Transcribe all the records with complete accuracy.

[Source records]
..............................
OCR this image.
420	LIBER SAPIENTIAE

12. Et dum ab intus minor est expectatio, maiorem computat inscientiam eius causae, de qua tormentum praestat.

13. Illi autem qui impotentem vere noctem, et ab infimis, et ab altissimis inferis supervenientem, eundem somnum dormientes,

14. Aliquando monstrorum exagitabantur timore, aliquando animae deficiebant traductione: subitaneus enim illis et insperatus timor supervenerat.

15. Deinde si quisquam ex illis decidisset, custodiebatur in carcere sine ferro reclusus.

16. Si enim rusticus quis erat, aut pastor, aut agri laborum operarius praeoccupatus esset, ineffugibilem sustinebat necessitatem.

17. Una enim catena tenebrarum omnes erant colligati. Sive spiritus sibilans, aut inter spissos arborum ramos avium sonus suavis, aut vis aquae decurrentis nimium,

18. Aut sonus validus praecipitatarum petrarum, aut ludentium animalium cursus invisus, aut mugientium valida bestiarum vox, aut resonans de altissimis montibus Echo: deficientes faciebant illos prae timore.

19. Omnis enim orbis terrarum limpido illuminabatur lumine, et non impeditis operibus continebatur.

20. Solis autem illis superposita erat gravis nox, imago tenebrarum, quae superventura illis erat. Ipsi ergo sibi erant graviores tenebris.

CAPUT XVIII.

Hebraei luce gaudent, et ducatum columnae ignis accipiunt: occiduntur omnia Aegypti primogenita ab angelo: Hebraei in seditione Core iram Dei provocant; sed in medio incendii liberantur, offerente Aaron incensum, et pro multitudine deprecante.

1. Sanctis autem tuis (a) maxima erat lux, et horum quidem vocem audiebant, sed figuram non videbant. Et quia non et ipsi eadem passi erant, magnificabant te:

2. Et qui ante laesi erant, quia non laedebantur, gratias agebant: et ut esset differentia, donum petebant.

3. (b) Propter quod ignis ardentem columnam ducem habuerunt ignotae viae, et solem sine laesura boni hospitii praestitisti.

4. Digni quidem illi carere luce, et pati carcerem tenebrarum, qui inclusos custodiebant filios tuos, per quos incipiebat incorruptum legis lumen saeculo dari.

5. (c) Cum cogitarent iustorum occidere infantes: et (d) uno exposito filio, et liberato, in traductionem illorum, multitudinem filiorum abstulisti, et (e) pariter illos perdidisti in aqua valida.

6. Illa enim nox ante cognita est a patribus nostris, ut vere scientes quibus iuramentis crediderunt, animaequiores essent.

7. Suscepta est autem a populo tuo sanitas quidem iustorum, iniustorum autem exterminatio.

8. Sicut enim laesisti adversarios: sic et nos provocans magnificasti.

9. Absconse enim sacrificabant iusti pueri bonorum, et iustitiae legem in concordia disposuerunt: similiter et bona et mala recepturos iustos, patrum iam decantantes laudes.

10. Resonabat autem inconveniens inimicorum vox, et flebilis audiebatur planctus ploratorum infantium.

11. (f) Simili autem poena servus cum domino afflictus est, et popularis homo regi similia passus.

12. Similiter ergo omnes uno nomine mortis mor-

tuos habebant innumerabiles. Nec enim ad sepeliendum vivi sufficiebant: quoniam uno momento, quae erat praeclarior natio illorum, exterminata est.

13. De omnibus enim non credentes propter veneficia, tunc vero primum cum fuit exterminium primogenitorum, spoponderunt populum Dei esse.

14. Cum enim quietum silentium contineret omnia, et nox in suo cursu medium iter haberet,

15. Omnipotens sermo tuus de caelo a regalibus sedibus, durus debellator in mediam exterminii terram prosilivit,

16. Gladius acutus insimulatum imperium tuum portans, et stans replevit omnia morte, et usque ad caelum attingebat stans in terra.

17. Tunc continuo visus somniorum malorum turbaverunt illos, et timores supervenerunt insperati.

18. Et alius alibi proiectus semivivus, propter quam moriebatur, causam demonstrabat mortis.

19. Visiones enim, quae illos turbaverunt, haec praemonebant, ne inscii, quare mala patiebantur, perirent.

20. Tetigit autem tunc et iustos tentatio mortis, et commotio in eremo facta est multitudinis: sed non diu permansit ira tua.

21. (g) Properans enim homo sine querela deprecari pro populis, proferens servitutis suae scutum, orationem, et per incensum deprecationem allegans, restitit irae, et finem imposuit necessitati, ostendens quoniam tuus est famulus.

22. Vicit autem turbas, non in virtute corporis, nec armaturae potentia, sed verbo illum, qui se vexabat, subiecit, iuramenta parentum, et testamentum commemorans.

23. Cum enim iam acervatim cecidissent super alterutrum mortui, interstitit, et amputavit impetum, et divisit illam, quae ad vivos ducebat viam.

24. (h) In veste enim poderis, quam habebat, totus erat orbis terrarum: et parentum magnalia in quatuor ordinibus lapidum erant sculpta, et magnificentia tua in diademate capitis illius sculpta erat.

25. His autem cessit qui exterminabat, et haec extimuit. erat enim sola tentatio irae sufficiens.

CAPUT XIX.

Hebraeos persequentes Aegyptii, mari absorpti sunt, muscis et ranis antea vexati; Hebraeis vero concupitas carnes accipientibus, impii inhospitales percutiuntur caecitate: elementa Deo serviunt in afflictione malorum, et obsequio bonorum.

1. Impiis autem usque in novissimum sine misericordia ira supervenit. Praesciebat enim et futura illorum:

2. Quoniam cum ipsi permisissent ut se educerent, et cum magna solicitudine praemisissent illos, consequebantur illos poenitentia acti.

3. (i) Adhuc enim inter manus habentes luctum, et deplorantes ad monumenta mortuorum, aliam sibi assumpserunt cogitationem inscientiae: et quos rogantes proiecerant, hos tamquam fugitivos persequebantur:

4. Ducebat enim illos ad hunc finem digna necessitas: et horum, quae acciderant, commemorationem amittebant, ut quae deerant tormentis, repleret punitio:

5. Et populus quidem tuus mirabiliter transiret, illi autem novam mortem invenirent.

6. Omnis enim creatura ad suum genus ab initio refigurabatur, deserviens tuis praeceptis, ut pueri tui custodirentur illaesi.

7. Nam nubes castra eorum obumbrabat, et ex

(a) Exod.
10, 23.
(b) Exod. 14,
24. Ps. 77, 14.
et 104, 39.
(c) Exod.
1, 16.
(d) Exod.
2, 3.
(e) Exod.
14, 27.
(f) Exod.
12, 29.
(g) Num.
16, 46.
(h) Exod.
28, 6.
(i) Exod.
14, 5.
..............................
-- REPLY --
OCR this image.
420	LIBER SAPIENTIAE

12. Et dum ab intus minor est expectatio, maiorem computat inscientiam eius causae, de qua tormentum praestat.

13. Illi autem qui impotentem vere noctem, et ab infimis, et ab altissimis inferis supervenientem, eundem somnum dormientes,

14. Aliquando monstrorum exagitabantur timore, aliquando animae deficiebant traductione: subitaneus enim illis et insperatus timor supervenerat.

15. Deinde si quisquam ex illis decidisset, custodiebatur in carcere sine ferro reclusus.

16. Si enim rusticus quis erat, aut pastor, aut agri laborum operarius praeoccupatus esset, ineffugibilem sustinebat necessitatem.

17. Una enim catena tenebrarum omnes erant colligati. Sive spiritus sibilans, aut inter spissos arborum ramos avium sonus suavis, aut vis aquae decurrentis nimium,

18. Aut sonus validus praecipitatarum petrarum, aut ludentium animalium cursus invisus, aut mugientium valida bestiarum vox, aut resonans de altissimis montibus Echo: deficientes faciebant illos prae timore.

19. Omnis enim orbis terrarum limpido illuminabatur lumine, et non impeditis operibus continebatur.

20. Solis autem illis superposita erat gravis nox, imago tenebrarum, quae superventura illis erat. Ipsi ergo sibi erant graviores tenebris.

CAPUT XVIII.

Hebraei luce gaudent, et ducatum columnae ignis accipiunt: occiduntur omnia Aegypti primogenita ab angelo: Hebraei in seditione Core iram Dei provocant; sed in medio incendii liberantur, offerente Aaron incensum, et pro multitudine deprecante.

1. Sanctis autem tuis (a) maxima erat lux, et horum quidem vocem audiebant, sed figuram non videbant. Et quia non et ipsi eadem passi erant, magnificabant te:

2. Et qui ante laesi erant, quia non laedebantur, gratias agebant: et ut esset differentia, donum petebant.

3. (b) Propter quod ignis ardentem columnam ducem habuerunt ignotae viae, et solem sine laesura boni hospitii praestitisti.

4. Digni quidem illi carere luce, et pati carcerem tenebrarum, qui inclusos custodiebant filios tuos, per quos incipiebat incorruptum legis lumen saeculo dari.

5. (c) Cum cogitarent iustorum occidere infantes: et (d) uno exposito filio, et liberato, in traductionem illorum, multitudinem filiorum abstulisti, et (e) pariter illos perdidisti in aqua valida.

6. Illa enim nox ante cognita est a patribus nostris, ut vere scientes quibus iuramentis crediderunt, animaequiores essent.

7. Suscepta est autem a populo tuo sanitas quidem iustorum, iniustorum autem exterminatio.

8. Sicut enim laesisti adversarios: sic et nos provocans magnificasti.

9. Absconse enim sacrificabant iusti pueri bonorum, et iustitiae legem in concordia disposuerunt: similiter et bona et mala recepturos iustos, patrum iam decantantes laudes.

10. Resonabat autem inconveniens inimicorum vox, et flebilis audiebatur planctus ploratorum infantium.

11. (f) Simili autem poena servus cum domino afflictus est, et popularis homo regi similia passus.

12. Similiter ergo omnes uno nomine mortis mor-

tuos habebant innumerabiles. Nec enim ad sepeliendum vivi sufficiebant: quoniam uno momento, quae erat praeclarior natio illorum, exterminata est.

13. De omnibus enim non credentes propter veneficia, tunc vero primum cum fuit exterminium primogenitorum, spoponderunt populum Dei esse.

14. Cum enim quietum silentium contineret omnia, et nox in suo cursu medium iter haberet,

15. Omnipotens sermo tuus de caelo a regalibus sedibus, durus debellator in mediam exterminii terram prosilivit,

16. Gladius acutus insimulatum imperium tuum portans, et stans replevit omnia morte, et usque ad caelum attingebat stans in terra.

17. Tunc continuo visus somniorum malorum turbaverunt illos, et timores supervenerunt insperati.

18. Et alius alibi proiectus semivivus, propter quam moriebatur, causam demonstrabat mortis.

19. Visiones enim, quae illos turbaverunt, haec praemonebant, ne inscii, quare mala patiebantur, perirent.

20. Tetigit autem tunc et iustos tentatio mortis, et commotio in eremo facta est multitudinis: sed non diu permansit ira tua.

21. (g) Properans enim homo sine querela deprecari pro populis, proferens servitutis suae scutum, orationem, et per incensum deprecationem allegans, restitit irae, et finem imposuit necessitati, ostendens quoniam tuus est famulus.

22. Vicit autem turbas, non in virtute corporis, nec armaturae potentia, sed verbo illum, qui se vexabat, subiecit, iuramenta parentum, et testamentum commemorans.

23. Cum enim iam acervatim cecidissent super alterutrum mortui, interstitit, et amputavit impetum, et divisit illam, quae ad vivos ducebat viam.

24. (h) In veste enim poderis, quam habebat, totus erat orbis terrarum: et parentum magnalia in quatuor ordinibus lapidum erant sculpta, et magnificentia tua in diademate capitis illius sculpta erat.

25. His autem cessit qui exterminabat, et haec extimuit. erat enim sola tentatio irae sufficiens.

CAPUT XIX.

Hebraeos persequentes Aegyptii, mari absorpti sunt, muscis et ranis antea vexati; Hebraeis vero concupitas carnes accipientibus, impii inhospitales percutiuntur caecitate: elementa Deo serviunt in afflictione malorum, et obsequio bonorum.

1. Impiis autem usque in novissimum sine misericordia ira supervenit. Praesciebat enim et futura illorum:

2. Quoniam cum ipsi permisissent ut se educerent, et cum magna solicitudine praemisissent illos, consequebantur illos poenitentia acti.

3. (i) Adhuc enim inter manus habentes luctum, et deplorantes ad monumenta mortuorum, aliam sibi assumpserunt cogitationem inscientiae: et quos rogantes proiecerant, hos tamquam fugitivos persequebantur:

4. Ducebat enim illos ad hunc finem digna necessitas: et horum, quae acciderant, commemorationem amittebant, ut quae deerant tormentis, repleret punitio:

5. Et populus quidem tuus mirabiliter transiret, illi autem novam mortem invenirent.

6. Omnis enim creatura ad suum genus ab initio refigurabatur, deserviens tuis praeceptis, ut pueri tui custodirentur illaesi.

7. Nam nubes castra eorum obumbrabat, et ex

(a) Exod.
10, 23.
(b) Exod. 14,
24. Ps. 77, 14.
et 104, 39.
(c) Exod.
1, 16.
(d) Exod.
2, 3.
(e) Exod.
14, 27.
(f) Exod.
12, 29.
(g) Num.
16, 46.
(h) Exod.
28, 6.
(i) Exod.
14, 5.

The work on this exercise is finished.